Given request: Of all the lines in the material below, how many include the string "предоставления"? Give the number only.

Stored records
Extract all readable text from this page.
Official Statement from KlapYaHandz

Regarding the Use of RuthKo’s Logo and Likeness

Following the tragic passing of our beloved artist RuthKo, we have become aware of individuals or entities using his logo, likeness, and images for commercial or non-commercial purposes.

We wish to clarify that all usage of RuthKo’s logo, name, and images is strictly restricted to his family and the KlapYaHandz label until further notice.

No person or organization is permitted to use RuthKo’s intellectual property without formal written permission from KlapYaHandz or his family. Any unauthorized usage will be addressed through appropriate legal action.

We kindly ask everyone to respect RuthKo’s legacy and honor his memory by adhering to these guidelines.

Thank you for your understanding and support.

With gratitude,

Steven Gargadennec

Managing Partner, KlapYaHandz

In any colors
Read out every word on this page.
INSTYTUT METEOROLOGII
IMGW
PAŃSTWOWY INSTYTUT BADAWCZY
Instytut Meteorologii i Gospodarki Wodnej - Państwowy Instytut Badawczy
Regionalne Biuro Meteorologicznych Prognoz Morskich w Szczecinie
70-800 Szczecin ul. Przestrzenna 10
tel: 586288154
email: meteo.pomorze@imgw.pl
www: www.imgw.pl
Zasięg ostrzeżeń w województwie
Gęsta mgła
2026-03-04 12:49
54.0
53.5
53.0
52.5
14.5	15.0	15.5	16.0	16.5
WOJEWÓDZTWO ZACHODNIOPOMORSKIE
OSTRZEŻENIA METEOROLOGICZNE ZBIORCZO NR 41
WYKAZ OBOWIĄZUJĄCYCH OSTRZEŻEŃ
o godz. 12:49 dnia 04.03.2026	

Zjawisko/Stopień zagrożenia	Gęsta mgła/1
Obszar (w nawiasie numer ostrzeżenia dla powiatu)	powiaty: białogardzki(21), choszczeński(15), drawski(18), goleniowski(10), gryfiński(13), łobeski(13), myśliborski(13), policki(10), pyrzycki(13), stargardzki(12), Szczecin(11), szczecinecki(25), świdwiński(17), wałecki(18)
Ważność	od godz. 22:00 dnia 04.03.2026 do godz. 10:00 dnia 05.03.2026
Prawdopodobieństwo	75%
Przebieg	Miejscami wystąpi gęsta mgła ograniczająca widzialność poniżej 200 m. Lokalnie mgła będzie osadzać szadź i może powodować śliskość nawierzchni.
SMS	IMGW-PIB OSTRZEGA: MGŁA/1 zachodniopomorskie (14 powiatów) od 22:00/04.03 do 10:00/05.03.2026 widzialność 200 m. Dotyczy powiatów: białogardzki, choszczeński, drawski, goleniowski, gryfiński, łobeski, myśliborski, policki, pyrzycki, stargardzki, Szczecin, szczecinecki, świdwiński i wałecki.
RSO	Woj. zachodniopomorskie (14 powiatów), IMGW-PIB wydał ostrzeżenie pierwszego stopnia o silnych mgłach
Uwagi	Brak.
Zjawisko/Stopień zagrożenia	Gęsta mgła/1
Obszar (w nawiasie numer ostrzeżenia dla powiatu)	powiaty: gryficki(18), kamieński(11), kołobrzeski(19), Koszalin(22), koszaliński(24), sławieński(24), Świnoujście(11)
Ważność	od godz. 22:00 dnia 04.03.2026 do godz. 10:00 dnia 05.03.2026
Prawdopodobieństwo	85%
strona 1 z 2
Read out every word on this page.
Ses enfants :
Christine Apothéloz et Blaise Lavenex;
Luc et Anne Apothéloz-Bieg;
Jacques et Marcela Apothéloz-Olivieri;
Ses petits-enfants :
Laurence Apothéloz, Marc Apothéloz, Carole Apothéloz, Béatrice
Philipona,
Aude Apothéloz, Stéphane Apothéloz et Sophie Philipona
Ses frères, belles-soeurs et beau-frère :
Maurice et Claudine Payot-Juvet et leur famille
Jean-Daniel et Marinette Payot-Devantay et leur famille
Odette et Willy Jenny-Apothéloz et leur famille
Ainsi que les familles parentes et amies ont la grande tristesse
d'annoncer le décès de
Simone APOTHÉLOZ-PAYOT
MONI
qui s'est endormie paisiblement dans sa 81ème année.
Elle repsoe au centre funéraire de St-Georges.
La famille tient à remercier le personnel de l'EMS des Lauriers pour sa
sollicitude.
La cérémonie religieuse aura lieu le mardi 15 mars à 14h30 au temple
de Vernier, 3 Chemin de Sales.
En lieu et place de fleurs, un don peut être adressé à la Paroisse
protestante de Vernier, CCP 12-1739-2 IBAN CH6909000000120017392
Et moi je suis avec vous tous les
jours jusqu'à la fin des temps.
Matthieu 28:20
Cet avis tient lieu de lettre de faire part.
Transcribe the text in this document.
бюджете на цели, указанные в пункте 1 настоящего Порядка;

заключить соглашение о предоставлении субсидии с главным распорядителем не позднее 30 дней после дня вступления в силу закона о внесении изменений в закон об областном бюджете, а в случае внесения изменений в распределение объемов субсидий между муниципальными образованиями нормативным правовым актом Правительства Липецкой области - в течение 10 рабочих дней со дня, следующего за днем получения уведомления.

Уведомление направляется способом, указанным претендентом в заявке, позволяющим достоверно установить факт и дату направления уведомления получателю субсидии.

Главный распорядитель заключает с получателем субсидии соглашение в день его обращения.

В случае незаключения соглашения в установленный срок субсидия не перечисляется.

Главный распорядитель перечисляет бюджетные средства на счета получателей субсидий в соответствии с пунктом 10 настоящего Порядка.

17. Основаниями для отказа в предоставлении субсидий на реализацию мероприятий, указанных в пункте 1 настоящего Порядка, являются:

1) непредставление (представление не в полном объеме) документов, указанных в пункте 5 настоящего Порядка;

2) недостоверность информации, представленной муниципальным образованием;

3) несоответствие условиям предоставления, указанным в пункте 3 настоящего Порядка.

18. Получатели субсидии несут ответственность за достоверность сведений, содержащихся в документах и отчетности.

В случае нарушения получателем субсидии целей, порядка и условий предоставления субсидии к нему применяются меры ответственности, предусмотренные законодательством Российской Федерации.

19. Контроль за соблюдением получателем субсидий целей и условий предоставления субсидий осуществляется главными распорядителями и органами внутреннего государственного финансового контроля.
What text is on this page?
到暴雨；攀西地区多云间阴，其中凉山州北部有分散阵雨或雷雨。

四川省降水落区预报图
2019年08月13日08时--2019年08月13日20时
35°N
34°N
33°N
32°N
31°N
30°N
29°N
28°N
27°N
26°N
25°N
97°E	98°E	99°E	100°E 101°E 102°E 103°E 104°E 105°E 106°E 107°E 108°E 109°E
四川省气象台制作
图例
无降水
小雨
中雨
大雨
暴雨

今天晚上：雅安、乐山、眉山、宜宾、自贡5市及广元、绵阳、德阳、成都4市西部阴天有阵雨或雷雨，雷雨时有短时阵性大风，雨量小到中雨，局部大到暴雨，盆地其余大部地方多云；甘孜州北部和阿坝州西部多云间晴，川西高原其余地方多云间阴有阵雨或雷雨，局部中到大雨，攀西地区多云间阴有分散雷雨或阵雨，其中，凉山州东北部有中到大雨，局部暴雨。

Task output: 3